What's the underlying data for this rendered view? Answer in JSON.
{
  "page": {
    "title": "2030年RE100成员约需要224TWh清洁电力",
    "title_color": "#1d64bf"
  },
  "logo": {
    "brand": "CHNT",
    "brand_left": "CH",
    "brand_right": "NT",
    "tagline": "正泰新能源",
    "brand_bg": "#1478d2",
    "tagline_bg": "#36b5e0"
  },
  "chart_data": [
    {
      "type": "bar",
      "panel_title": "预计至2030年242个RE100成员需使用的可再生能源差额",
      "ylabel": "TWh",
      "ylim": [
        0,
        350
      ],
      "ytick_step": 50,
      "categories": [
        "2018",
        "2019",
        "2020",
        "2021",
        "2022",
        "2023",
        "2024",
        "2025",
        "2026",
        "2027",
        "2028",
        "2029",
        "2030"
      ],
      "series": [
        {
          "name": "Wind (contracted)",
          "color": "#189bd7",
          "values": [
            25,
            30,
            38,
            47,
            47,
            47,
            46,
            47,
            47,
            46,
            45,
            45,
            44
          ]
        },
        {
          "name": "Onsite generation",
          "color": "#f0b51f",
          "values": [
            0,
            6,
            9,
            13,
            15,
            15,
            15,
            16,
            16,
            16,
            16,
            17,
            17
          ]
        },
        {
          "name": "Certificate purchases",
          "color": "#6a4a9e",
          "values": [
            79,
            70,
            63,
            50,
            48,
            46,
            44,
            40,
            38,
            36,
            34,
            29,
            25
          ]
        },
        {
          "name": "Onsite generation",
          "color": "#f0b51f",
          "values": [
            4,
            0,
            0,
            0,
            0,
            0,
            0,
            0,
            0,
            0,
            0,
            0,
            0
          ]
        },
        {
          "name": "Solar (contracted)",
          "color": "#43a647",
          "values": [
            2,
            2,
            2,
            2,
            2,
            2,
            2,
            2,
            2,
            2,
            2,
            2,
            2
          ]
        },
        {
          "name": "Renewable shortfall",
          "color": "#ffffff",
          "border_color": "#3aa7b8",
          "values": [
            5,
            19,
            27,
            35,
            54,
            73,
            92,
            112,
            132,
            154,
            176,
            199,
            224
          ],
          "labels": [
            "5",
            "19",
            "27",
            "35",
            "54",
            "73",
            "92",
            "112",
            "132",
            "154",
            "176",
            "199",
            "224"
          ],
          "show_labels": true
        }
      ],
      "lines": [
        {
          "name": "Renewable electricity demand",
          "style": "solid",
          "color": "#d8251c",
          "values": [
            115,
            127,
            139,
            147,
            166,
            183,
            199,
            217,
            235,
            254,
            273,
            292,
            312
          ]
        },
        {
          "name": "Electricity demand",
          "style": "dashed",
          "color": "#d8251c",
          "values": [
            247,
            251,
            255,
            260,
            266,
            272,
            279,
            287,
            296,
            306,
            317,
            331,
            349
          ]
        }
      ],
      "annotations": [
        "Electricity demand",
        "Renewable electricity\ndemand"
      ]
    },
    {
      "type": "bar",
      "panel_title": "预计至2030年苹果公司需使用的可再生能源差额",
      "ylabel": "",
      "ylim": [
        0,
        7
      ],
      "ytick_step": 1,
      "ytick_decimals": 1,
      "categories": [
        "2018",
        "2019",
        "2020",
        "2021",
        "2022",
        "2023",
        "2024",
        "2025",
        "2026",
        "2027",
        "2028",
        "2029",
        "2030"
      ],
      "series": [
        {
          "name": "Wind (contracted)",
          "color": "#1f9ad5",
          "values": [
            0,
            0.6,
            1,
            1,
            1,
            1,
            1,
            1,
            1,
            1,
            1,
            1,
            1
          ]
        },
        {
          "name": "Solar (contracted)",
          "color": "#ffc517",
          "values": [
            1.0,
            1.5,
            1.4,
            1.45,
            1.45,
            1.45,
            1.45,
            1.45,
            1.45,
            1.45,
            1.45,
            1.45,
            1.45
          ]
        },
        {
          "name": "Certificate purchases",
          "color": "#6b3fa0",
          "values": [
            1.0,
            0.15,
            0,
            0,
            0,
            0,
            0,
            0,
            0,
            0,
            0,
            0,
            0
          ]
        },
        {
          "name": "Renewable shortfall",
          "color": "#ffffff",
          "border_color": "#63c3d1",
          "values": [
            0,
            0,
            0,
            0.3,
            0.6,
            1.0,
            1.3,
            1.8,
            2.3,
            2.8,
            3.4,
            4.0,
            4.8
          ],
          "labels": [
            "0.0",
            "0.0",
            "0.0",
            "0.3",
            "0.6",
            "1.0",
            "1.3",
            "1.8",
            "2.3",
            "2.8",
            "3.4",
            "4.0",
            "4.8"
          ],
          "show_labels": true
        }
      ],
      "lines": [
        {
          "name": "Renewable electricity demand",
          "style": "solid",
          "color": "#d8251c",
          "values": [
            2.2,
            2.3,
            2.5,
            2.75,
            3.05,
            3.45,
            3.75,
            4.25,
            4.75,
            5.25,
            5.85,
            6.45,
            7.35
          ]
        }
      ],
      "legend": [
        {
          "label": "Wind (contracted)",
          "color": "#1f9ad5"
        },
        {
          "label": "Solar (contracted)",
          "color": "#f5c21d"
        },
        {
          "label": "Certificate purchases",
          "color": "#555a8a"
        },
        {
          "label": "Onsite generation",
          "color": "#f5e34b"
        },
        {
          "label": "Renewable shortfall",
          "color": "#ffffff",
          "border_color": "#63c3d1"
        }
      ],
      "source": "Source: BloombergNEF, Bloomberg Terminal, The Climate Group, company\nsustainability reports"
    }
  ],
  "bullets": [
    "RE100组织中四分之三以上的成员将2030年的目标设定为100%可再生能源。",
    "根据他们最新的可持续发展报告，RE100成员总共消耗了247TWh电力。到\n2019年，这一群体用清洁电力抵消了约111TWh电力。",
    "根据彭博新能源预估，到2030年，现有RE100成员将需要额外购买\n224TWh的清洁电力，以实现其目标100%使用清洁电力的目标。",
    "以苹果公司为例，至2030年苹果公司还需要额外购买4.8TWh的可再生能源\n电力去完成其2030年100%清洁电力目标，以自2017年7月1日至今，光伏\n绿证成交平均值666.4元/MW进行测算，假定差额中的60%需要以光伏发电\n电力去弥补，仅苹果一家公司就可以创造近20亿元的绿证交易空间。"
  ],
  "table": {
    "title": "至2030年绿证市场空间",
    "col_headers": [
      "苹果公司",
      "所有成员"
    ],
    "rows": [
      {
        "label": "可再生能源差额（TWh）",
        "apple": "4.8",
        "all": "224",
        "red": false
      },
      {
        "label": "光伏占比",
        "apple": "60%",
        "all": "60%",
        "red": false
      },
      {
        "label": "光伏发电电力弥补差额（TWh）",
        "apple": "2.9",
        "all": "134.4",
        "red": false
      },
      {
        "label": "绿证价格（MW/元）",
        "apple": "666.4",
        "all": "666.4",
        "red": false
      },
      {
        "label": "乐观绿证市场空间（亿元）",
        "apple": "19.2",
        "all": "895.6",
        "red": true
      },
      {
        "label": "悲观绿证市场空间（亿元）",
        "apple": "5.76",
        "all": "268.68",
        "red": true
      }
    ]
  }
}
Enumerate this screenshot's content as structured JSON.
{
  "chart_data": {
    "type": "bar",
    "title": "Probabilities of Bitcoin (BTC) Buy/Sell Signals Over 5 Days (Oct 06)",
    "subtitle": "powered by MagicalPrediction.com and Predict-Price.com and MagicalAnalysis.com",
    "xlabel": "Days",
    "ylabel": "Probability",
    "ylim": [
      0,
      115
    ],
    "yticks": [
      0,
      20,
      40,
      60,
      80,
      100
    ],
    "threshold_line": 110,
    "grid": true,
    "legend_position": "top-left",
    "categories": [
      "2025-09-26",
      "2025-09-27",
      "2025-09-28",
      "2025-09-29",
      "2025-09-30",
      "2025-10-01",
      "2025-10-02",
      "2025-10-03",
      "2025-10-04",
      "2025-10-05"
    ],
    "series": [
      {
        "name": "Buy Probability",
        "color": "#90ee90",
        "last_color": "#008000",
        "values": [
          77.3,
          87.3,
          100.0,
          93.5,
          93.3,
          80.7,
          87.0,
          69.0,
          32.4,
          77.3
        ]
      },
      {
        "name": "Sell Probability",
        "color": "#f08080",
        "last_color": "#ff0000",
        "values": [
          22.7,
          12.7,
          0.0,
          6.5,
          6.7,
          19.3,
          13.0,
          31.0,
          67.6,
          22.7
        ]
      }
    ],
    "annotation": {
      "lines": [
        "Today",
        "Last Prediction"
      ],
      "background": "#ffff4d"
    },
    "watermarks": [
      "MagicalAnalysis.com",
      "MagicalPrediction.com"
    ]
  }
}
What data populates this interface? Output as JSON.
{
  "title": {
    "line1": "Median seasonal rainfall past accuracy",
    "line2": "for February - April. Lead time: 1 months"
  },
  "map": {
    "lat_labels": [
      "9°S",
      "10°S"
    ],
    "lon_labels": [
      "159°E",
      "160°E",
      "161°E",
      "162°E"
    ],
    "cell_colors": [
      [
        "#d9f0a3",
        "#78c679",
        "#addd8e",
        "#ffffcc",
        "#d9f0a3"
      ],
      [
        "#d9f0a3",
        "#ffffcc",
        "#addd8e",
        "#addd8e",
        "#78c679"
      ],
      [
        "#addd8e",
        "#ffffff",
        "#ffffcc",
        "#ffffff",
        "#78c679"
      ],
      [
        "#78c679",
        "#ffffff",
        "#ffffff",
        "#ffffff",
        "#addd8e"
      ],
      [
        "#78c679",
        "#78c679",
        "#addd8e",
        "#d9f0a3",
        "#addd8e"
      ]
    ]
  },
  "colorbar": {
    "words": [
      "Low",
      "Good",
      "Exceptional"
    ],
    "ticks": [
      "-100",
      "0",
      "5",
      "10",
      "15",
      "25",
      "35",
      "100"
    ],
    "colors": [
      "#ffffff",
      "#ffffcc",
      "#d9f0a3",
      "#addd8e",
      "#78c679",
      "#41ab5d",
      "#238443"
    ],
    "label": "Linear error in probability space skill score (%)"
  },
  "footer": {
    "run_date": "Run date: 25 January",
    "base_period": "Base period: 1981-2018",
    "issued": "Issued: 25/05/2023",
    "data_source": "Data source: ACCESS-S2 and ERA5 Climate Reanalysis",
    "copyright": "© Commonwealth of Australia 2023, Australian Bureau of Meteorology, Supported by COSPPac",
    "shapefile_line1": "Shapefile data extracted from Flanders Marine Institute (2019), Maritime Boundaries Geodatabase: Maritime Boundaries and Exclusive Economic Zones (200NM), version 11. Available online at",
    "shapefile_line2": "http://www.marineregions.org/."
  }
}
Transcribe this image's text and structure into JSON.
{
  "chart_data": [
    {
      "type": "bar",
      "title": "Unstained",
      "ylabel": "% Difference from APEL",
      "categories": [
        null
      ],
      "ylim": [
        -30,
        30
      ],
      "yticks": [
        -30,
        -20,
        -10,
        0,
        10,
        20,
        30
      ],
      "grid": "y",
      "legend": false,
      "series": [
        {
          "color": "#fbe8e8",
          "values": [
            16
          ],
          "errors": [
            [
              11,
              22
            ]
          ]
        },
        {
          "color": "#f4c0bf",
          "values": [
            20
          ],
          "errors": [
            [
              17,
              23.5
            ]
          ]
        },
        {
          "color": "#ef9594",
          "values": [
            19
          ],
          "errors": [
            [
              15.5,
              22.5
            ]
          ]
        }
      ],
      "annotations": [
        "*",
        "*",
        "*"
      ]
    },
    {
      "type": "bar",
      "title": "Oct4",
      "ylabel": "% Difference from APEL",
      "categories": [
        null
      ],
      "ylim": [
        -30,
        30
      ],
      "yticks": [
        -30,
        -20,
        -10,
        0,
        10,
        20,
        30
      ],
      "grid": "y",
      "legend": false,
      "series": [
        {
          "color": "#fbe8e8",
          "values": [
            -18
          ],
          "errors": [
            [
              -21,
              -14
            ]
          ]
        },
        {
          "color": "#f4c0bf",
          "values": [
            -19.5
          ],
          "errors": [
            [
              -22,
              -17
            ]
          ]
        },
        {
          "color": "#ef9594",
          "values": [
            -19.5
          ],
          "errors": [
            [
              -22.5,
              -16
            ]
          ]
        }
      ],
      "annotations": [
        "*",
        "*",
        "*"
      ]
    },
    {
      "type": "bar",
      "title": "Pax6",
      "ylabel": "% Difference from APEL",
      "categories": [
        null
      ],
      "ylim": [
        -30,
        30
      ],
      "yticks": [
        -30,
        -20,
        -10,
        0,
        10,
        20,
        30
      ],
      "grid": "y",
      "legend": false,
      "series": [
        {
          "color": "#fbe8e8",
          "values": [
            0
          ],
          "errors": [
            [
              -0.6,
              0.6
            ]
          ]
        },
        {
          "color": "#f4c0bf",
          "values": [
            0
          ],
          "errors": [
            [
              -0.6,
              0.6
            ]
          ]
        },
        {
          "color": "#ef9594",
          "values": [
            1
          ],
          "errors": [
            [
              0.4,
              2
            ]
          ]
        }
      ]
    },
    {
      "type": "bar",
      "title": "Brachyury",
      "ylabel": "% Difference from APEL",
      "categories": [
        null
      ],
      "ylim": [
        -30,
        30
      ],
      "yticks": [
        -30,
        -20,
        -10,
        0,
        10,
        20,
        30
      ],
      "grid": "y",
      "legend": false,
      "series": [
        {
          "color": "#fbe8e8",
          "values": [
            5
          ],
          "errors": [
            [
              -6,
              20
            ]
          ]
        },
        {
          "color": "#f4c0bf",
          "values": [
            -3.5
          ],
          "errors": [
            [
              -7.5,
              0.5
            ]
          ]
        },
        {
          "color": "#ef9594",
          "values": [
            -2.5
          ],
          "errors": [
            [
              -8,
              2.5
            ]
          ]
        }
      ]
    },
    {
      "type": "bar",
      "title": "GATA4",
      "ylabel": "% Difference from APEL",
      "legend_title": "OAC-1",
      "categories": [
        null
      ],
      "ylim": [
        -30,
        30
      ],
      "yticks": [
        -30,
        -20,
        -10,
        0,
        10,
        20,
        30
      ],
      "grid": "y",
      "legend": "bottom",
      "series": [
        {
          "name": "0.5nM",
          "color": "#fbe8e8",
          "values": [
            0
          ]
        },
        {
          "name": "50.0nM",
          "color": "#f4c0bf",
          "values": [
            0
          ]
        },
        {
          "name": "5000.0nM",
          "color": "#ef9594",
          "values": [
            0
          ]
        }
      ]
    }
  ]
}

◆ ◆ ◆ ◆ ◆ ◆ ◆

▸ Given request: For each line of the entries that includes "What", show that line.

▸ Response for this exercise:
What's the underlying data for this rendered view? Answer in JSON.
What data populates this interface? Output as JSON.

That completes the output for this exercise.